How many lines of the entries below include the word "generati"? Answer with the number alone.

MATERIAL FOR THIS TASK:
____________________

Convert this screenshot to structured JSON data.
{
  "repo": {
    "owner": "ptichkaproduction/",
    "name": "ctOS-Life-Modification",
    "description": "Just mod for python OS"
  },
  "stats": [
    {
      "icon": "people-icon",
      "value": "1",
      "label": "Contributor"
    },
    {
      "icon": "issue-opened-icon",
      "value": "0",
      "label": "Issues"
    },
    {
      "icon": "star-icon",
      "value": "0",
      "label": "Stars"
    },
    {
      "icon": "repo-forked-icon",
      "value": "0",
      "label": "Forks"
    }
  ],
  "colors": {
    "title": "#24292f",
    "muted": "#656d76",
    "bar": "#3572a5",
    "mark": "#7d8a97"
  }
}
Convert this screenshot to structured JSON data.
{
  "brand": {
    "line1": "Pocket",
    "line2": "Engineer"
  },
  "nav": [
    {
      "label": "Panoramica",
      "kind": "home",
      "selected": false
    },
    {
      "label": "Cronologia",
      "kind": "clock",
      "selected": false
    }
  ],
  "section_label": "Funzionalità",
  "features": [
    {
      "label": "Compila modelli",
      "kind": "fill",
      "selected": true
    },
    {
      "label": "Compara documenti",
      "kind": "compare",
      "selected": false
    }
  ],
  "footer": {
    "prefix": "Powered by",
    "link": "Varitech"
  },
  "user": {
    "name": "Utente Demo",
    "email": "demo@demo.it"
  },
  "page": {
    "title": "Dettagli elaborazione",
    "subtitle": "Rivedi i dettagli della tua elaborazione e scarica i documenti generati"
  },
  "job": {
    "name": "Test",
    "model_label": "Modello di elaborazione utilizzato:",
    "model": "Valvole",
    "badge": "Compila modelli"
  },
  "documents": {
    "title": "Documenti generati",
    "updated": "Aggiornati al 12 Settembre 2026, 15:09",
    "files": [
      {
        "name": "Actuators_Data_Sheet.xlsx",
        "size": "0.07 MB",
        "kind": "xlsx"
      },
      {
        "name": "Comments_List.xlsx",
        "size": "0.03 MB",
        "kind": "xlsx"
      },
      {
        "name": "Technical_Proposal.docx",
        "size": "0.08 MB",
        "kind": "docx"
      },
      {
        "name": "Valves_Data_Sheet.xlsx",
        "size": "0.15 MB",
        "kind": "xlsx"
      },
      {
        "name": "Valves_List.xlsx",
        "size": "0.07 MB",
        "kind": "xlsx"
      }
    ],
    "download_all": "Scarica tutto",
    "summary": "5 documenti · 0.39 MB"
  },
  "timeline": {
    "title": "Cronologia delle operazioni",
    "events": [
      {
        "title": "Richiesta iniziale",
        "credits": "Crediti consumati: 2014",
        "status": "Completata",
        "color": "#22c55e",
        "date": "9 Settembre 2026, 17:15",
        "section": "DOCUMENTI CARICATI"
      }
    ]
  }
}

____________________

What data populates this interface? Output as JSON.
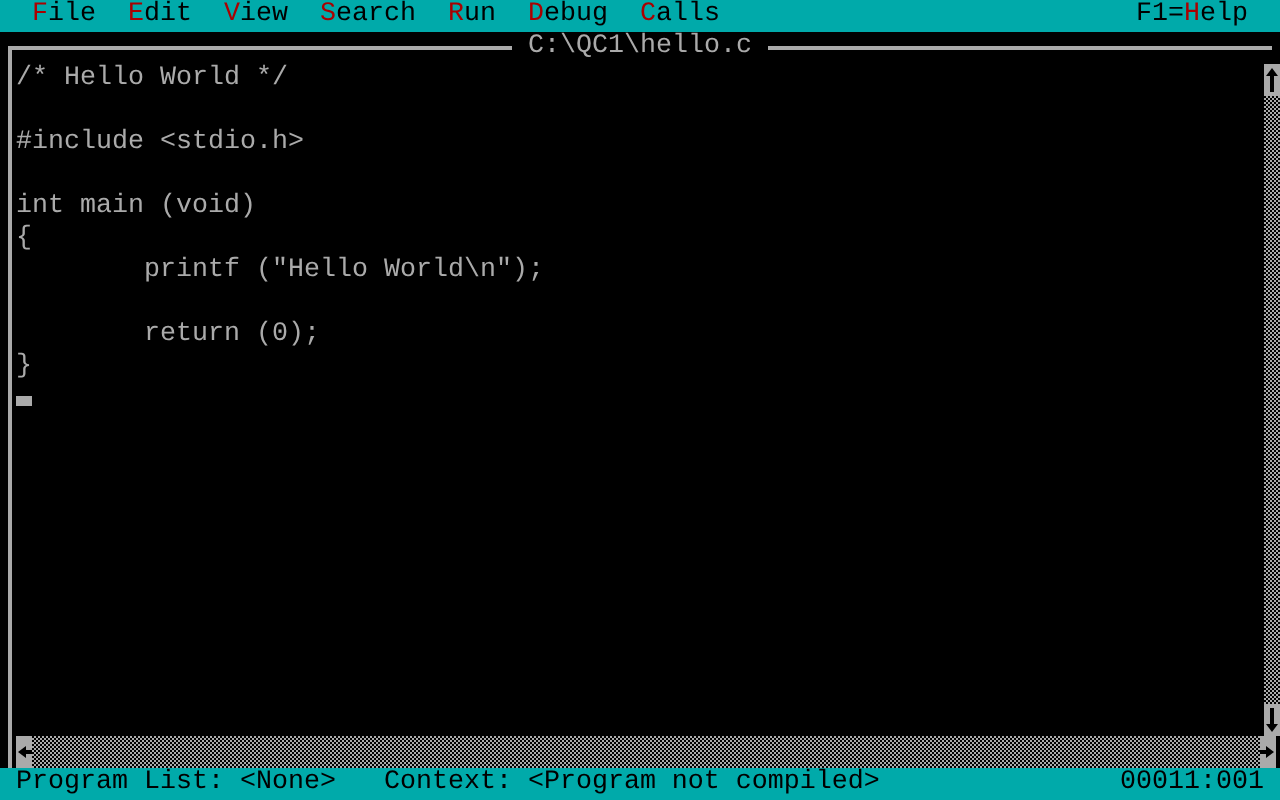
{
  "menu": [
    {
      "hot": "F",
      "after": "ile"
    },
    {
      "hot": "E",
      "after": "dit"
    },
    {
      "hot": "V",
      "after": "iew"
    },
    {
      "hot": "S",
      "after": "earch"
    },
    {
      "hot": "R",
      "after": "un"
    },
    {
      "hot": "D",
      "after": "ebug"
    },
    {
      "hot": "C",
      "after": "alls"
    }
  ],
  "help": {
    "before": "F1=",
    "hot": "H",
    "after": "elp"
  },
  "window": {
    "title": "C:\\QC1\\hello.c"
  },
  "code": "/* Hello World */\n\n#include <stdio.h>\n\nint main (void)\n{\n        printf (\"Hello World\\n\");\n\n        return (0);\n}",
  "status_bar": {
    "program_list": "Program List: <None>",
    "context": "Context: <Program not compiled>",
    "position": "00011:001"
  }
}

____________________

SOLUTION TO THIS PROBLEM: 2